— START DATASET ENTRIES —

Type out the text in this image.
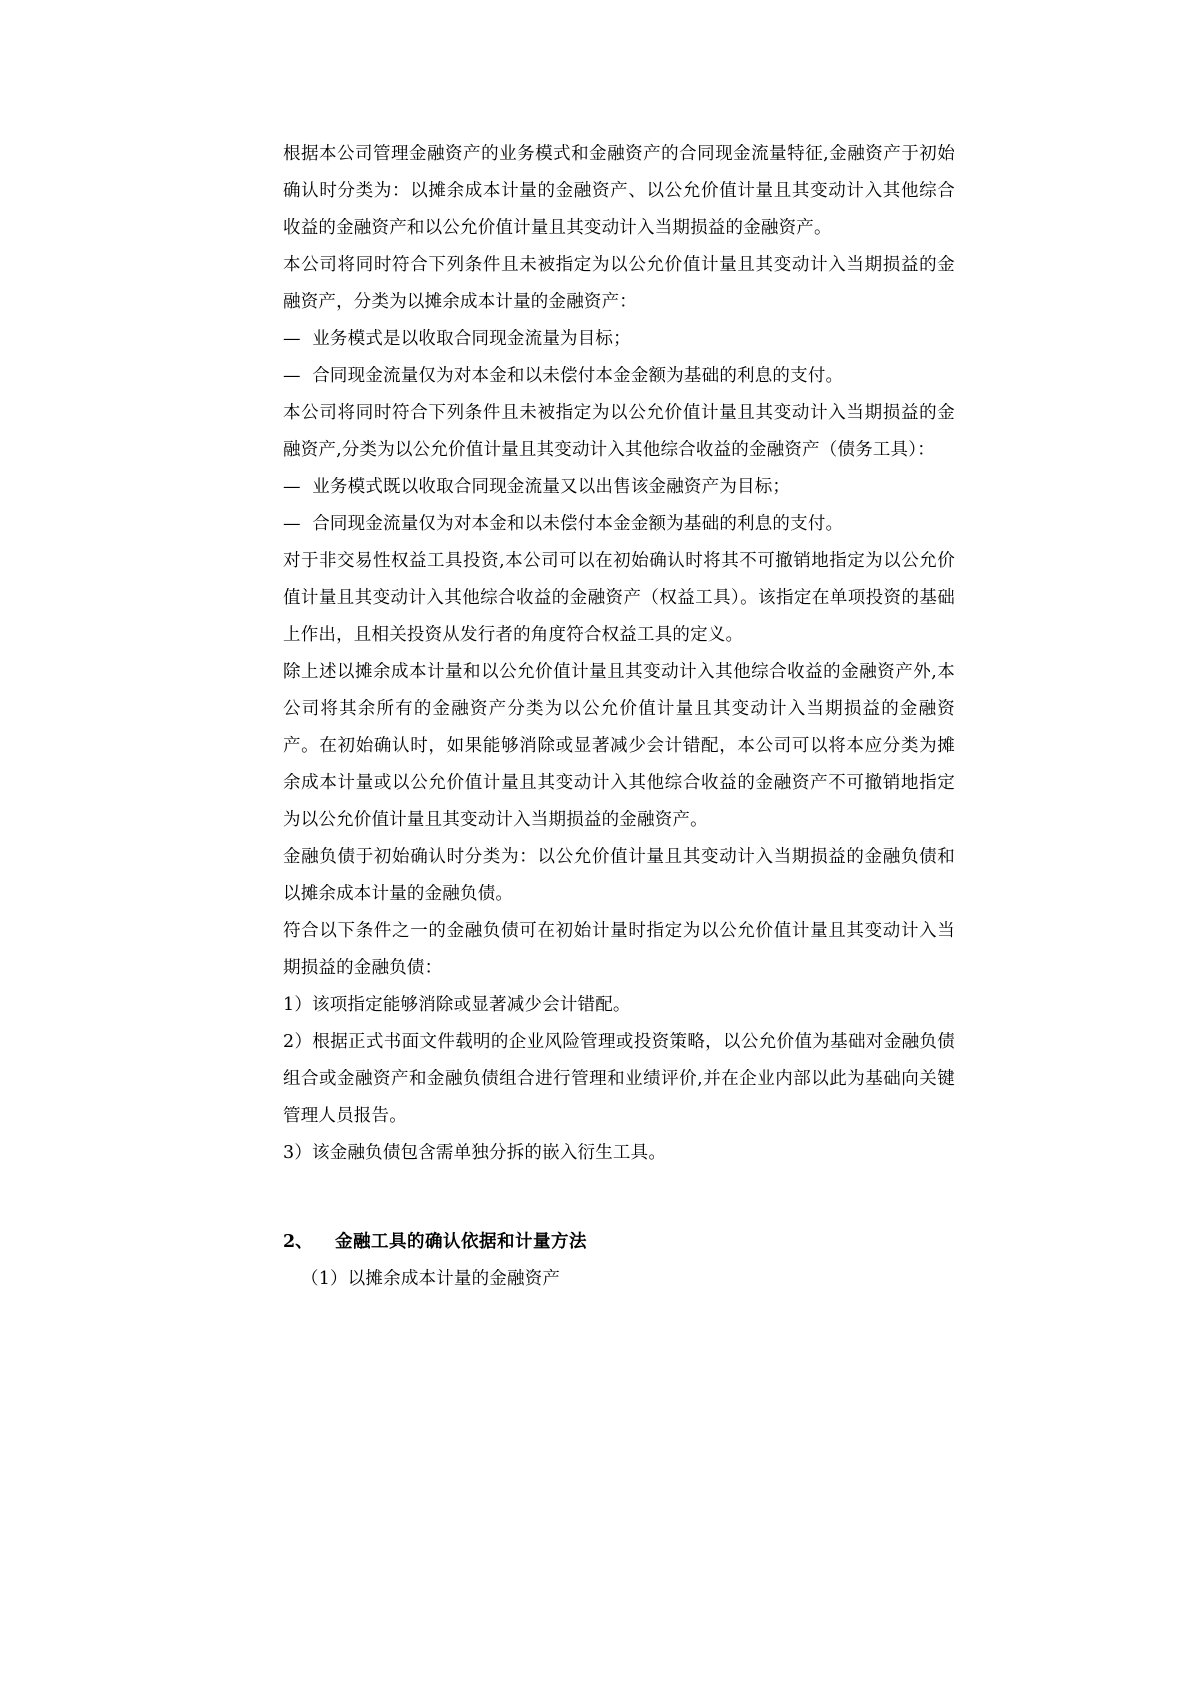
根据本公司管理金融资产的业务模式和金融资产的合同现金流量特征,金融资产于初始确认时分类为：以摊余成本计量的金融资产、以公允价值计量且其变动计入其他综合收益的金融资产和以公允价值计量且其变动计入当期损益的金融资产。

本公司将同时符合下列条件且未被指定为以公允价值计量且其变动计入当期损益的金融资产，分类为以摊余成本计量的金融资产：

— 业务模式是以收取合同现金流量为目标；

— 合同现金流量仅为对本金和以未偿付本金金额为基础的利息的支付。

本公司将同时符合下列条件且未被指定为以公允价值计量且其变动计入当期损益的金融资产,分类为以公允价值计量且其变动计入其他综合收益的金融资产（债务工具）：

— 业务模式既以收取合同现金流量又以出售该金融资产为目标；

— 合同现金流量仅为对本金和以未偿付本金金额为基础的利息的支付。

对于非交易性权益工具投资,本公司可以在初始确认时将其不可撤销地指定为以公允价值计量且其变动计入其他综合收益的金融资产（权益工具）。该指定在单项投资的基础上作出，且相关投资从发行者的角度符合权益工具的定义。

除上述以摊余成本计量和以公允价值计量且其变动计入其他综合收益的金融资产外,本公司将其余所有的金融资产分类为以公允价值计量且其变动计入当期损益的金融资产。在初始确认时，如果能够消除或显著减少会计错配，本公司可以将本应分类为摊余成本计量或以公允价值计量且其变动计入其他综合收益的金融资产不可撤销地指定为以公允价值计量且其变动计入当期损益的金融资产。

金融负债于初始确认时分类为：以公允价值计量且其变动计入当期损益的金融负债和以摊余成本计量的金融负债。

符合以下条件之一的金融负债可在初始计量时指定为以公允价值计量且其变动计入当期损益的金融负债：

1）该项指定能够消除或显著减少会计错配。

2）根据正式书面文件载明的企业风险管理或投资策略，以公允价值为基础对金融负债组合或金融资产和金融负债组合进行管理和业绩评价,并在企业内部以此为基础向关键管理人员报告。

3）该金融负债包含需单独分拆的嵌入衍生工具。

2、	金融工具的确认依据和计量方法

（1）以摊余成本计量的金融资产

— END DATASET ENTRIES —

§ EXERCISE
Leaving aside the images, write out the entries above word for word.

§ RESULT FOR THIS EXERCISE
Type out the text in this image.
根据本公司管理金融资产的业务模式和金融资产的合同现金流量特征,金融资产于初始确认时分类为：以摊余成本计量的金融资产、以公允价值计量且其变动计入其他综合收益的金融资产和以公允价值计量且其变动计入当期损益的金融资产。

本公司将同时符合下列条件且未被指定为以公允价值计量且其变动计入当期损益的金融资产，分类为以摊余成本计量的金融资产：

— 业务模式是以收取合同现金流量为目标；

— 合同现金流量仅为对本金和以未偿付本金金额为基础的利息的支付。

本公司将同时符合下列条件且未被指定为以公允价值计量且其变动计入当期损益的金融资产,分类为以公允价值计量且其变动计入其他综合收益的金融资产（债务工具）：

— 业务模式既以收取合同现金流量又以出售该金融资产为目标；

— 合同现金流量仅为对本金和以未偿付本金金额为基础的利息的支付。

对于非交易性权益工具投资,本公司可以在初始确认时将其不可撤销地指定为以公允价值计量且其变动计入其他综合收益的金融资产（权益工具）。该指定在单项投资的基础上作出，且相关投资从发行者的角度符合权益工具的定义。

除上述以摊余成本计量和以公允价值计量且其变动计入其他综合收益的金融资产外,本公司将其余所有的金融资产分类为以公允价值计量且其变动计入当期损益的金融资产。在初始确认时，如果能够消除或显著减少会计错配，本公司可以将本应分类为摊余成本计量或以公允价值计量且其变动计入其他综合收益的金融资产不可撤销地指定为以公允价值计量且其变动计入当期损益的金融资产。

金融负债于初始确认时分类为：以公允价值计量且其变动计入当期损益的金融负债和以摊余成本计量的金融负债。

符合以下条件之一的金融负债可在初始计量时指定为以公允价值计量且其变动计入当期损益的金融负债：

1）该项指定能够消除或显著减少会计错配。

2）根据正式书面文件载明的企业风险管理或投资策略，以公允价值为基础对金融负债组合或金融资产和金融负债组合进行管理和业绩评价,并在企业内部以此为基础向关键管理人员报告。

3）该金融负债包含需单独分拆的嵌入衍生工具。

2、	金融工具的确认依据和计量方法

（1）以摊余成本计量的金融资产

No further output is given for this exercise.